● What to produce:
Copy every record below exactly.
Begin Data provided
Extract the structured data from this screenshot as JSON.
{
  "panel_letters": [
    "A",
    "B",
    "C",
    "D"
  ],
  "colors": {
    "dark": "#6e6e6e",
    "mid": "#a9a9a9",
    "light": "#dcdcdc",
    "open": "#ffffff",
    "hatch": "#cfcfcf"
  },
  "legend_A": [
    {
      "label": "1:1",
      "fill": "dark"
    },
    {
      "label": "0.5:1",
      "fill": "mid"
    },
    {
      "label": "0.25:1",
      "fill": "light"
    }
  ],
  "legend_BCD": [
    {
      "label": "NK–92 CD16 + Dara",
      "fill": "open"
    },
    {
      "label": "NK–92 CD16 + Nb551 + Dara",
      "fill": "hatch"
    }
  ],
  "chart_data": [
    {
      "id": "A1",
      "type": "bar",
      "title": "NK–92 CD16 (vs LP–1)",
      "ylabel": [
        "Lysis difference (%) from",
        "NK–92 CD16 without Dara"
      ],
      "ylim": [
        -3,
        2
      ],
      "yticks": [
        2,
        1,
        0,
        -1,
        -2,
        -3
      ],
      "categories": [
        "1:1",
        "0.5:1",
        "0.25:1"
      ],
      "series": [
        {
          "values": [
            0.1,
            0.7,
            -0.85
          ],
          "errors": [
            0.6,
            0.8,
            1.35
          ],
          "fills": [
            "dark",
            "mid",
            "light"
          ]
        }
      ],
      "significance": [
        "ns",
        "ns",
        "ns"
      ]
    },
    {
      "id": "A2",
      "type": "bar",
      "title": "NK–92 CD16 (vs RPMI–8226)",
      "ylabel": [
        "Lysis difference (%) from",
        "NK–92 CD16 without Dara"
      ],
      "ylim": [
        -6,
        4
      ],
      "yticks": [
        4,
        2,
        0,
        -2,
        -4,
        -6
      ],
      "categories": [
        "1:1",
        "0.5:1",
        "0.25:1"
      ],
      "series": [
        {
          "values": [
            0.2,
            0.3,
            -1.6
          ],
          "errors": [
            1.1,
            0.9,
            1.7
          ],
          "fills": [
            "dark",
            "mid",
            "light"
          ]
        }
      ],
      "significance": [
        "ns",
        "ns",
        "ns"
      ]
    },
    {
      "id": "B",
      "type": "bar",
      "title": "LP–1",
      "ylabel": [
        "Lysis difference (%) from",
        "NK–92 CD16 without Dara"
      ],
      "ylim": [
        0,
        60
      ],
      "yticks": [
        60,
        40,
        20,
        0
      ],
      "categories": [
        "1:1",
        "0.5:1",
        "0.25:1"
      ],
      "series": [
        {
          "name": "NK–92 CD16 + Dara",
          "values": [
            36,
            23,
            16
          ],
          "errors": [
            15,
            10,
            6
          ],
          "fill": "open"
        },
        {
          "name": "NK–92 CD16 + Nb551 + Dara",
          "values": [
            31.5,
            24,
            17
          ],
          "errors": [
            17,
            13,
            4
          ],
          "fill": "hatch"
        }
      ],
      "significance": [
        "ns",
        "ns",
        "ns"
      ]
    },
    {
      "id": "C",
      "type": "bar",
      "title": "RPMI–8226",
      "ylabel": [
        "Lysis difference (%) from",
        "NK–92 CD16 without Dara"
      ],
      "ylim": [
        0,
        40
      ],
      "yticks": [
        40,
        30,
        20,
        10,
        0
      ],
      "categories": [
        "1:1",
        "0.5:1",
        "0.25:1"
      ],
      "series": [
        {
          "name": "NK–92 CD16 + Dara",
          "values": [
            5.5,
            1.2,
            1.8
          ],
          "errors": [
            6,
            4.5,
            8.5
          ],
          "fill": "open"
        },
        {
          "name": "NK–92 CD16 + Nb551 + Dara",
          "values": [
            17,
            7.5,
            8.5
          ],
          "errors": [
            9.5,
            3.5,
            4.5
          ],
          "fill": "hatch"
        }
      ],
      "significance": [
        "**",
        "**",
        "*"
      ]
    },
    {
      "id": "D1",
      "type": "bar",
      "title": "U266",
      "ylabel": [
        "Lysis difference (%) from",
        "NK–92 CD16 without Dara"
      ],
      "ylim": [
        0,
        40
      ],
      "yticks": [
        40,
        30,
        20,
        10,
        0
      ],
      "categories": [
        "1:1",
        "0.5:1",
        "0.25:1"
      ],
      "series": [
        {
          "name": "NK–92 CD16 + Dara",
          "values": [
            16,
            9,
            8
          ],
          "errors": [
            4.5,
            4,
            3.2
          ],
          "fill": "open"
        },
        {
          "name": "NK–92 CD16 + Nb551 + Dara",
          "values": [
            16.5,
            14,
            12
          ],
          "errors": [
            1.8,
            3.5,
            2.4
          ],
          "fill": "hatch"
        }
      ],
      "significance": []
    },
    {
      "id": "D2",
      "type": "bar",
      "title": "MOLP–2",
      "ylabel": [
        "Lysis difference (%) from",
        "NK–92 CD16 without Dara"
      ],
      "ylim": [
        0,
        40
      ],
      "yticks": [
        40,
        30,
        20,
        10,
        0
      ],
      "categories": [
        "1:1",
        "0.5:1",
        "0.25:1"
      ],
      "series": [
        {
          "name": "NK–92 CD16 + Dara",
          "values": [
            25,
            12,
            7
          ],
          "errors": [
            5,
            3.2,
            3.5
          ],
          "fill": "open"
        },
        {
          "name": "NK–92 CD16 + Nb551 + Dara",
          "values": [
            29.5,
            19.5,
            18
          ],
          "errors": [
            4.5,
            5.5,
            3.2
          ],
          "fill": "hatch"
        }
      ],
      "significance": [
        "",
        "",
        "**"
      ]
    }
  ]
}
End Data provided
● Exercise solution:
Extract the structured data from this screenshot as JSON.
{
  "panel_letters": [
    "A",
    "B",
    "C",
    "D"
  ],
  "colors": {
    "dark": "#6e6e6e",
    "mid": "#a9a9a9",
    "light": "#dcdcdc",
    "open": "#ffffff",
    "hatch": "#cfcfcf"
  },
  "legend_A": [
    {
      "label": "1:1",
      "fill": "dark"
    },
    {
      "label": "0.5:1",
      "fill": "mid"
    },
    {
      "label": "0.25:1",
      "fill": "light"
    }
  ],
  "legend_BCD": [
    {
      "label": "NK–92 CD16 + Dara",
      "fill": "open"
    },
    {
      "label": "NK–92 CD16 + Nb551 + Dara",
      "fill": "hatch"
    }
  ],
  "chart_data": [
    {
      "id": "A1",
      "type": "bar",
      "title": "NK–92 CD16 (vs LP–1)",
      "ylabel": [
        "Lysis difference (%) from",
        "NK–92 CD16 without Dara"
      ],
      "ylim": [
        -3,
        2
      ],
      "yticks": [
        2,
        1,
        0,
        -1,
        -2,
        -3
      ],
      "categories": [
        "1:1",
        "0.5:1",
        "0.25:1"
      ],
      "series": [
        {
          "values": [
            0.1,
            0.7,
            -0.85
          ],
          "errors": [
            0.6,
            0.8,
            1.35
          ],
          "fills": [
            "dark",
            "mid",
            "light"
          ]
        }
      ],
      "significance": [
        "ns",
        "ns",
        "ns"
      ]
    },
    {
      "id": "A2",
      "type": "bar",
      "title": "NK–92 CD16 (vs RPMI–8226)",
      "ylabel": [
        "Lysis difference (%) from",
        "NK–92 CD16 without Dara"
      ],
      "ylim": [
        -6,
        4
      ],
      "yticks": [
        4,
        2,
        0,
        -2,
        -4,
        -6
      ],
      "categories": [
        "1:1",
        "0.5:1",
        "0.25:1"
      ],
      "series": [
        {
          "values": [
            0.2,
            0.3,
            -1.6
          ],
          "errors": [
            1.1,
            0.9,
            1.7
          ],
          "fills": [
            "dark",
            "mid",
            "light"
          ]
        }
      ],
      "significance": [
        "ns",
        "ns",
        "ns"
      ]
    },
    {
      "id": "B",
      "type": "bar",
      "title": "LP–1",
      "ylabel": [
        "Lysis difference (%) from",
        "NK–92 CD16 without Dara"
      ],
      "ylim": [
        0,
        60
      ],
      "yticks": [
        60,
        40,
        20,
        0
      ],
      "categories": [
        "1:1",
        "0.5:1",
        "0.25:1"
      ],
      "series": [
        {
          "name": "NK–92 CD16 + Dara",
          "values": [
            36,
            23,
            16
          ],
          "errors": [
            15,
            10,
            6
          ],
          "fill": "open"
        },
        {
          "name": "NK–92 CD16 + Nb551 + Dara",
          "values": [
            31.5,
            24,
            17
          ],
          "errors": [
            17,
            13,
            4
          ],
          "fill": "hatch"
        }
      ],
      "significance": [
        "ns",
        "ns",
        "ns"
      ]
    },
    {
      "id": "C",
      "type": "bar",
      "title": "RPMI–8226",
      "ylabel": [
        "Lysis difference (%) from",
        "NK–92 CD16 without Dara"
      ],
      "ylim": [
        0,
        40
      ],
      "yticks": [
        40,
        30,
        20,
        10,
        0
      ],
      "categories": [
        "1:1",
        "0.5:1",
        "0.25:1"
      ],
      "series": [
        {
          "name": "NK–92 CD16 + Dara",
          "values": [
            5.5,
            1.2,
            1.8
          ],
          "errors": [
            6,
            4.5,
            8.5
          ],
          "fill": "open"
        },
        {
          "name": "NK–92 CD16 + Nb551 + Dara",
          "values": [
            17,
            7.5,
            8.5
          ],
          "errors": [
            9.5,
            3.5,
            4.5
          ],
          "fill": "hatch"
        }
      ],
      "significance": [
        "**",
        "**",
        "*"
      ]
    },
    {
      "id": "D1",
      "type": "bar",
      "title": "U266",
      "ylabel": [
        "Lysis difference (%) from",
        "NK–92 CD16 without Dara"
      ],
      "ylim": [
        0,
        40
      ],
      "yticks": [
        40,
        30,
        20,
        10,
        0
      ],
      "categories": [
        "1:1",
        "0.5:1",
        "0.25:1"
      ],
      "series": [
        {
          "name": "NK–92 CD16 + Dara",
          "values": [
            16,
            9,
            8
          ],
          "errors": [
            4.5,
            4,
            3.2
          ],
          "fill": "open"
        },
        {
          "name": "NK–92 CD16 + Nb551 + Dara",
          "values": [
            16.5,
            14,
            12
          ],
          "errors": [
            1.8,
            3.5,
            2.4
          ],
          "fill": "hatch"
        }
      ],
      "significance": []
    },
    {
      "id": "D2",
      "type": "bar",
      "title": "MOLP–2",
      "ylabel": [
        "Lysis difference (%) from",
        "NK–92 CD16 without Dara"
      ],
      "ylim": [
        0,
        40
      ],
      "yticks": [
        40,
        30,
        20,
        10,
        0
      ],
      "categories": [
        "1:1",
        "0.5:1",
        "0.25:1"
      ],
      "series": [
        {
          "name": "NK–92 CD16 + Dara",
          "values": [
            25,
            12,
            7
          ],
          "errors": [
            5,
            3.2,
            3.5
          ],
          "fill": "open"
        },
        {
          "name": "NK–92 CD16 + Nb551 + Dara",
          "values": [
            29.5,
            19.5,
            18
          ],
          "errors": [
            4.5,
            5.5,
            3.2
          ],
          "fill": "hatch"
        }
      ],
      "significance": [
        "",
        "",
        "**"
      ]
    }
  ]
}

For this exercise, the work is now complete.